____ RECORDS FOR THE EXERCISE

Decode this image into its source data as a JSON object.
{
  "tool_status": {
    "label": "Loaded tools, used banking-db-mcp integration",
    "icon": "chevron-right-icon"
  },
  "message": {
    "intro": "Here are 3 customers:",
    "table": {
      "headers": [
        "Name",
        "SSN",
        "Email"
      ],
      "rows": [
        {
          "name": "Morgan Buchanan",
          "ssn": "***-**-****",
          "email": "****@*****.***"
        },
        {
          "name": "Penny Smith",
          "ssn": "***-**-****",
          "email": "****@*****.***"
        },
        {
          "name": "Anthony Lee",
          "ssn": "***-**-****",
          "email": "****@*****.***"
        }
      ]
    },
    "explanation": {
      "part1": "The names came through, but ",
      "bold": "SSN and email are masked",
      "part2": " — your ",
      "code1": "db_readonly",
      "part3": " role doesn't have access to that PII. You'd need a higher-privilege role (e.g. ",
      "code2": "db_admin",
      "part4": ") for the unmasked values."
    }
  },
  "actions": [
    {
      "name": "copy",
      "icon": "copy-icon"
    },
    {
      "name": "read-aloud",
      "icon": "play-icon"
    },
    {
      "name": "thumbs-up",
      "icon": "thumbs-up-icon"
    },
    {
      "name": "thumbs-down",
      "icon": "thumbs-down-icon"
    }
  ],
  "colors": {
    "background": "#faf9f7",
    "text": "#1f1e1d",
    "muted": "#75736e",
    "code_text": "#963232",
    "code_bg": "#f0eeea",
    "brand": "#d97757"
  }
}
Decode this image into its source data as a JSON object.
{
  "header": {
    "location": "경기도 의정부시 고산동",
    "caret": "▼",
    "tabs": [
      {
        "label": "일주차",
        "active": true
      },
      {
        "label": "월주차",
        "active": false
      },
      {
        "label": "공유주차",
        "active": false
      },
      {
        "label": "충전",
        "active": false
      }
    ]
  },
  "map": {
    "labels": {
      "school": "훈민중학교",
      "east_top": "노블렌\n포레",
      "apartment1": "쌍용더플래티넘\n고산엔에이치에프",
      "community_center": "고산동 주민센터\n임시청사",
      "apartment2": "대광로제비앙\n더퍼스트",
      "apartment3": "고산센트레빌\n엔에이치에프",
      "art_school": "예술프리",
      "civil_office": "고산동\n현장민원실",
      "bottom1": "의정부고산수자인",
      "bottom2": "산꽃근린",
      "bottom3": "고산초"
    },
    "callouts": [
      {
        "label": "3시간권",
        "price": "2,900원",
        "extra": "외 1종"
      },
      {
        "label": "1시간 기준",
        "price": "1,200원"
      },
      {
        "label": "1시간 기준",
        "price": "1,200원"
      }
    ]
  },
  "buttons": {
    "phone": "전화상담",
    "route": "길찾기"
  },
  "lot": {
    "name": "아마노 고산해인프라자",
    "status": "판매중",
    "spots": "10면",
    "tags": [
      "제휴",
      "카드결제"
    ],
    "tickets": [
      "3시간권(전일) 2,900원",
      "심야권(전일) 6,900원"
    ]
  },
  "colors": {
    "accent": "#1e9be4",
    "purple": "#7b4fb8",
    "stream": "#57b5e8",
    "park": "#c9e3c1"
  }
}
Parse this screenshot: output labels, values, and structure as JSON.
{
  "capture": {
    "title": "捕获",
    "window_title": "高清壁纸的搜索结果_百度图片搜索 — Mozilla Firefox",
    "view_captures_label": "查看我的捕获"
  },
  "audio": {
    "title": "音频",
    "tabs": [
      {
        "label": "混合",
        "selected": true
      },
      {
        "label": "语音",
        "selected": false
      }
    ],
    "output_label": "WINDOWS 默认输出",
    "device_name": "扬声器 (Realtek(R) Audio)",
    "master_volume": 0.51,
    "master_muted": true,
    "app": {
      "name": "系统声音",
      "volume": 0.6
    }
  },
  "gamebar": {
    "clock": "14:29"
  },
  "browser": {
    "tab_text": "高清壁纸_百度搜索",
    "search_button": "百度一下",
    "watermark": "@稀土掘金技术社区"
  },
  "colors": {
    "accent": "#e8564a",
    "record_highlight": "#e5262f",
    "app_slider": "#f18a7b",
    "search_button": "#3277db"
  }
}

________

▸ **WHAT YOU WILL DO**
Copy every line in the records above that contains the word "icon".

▸ **WRITTEN REPLY**
    "icon": "chevron-right-icon"
      "icon": "copy-icon"
      "icon": "play-icon"
      "icon": "thumbs-up-icon"
      "icon": "thumbs-down-icon"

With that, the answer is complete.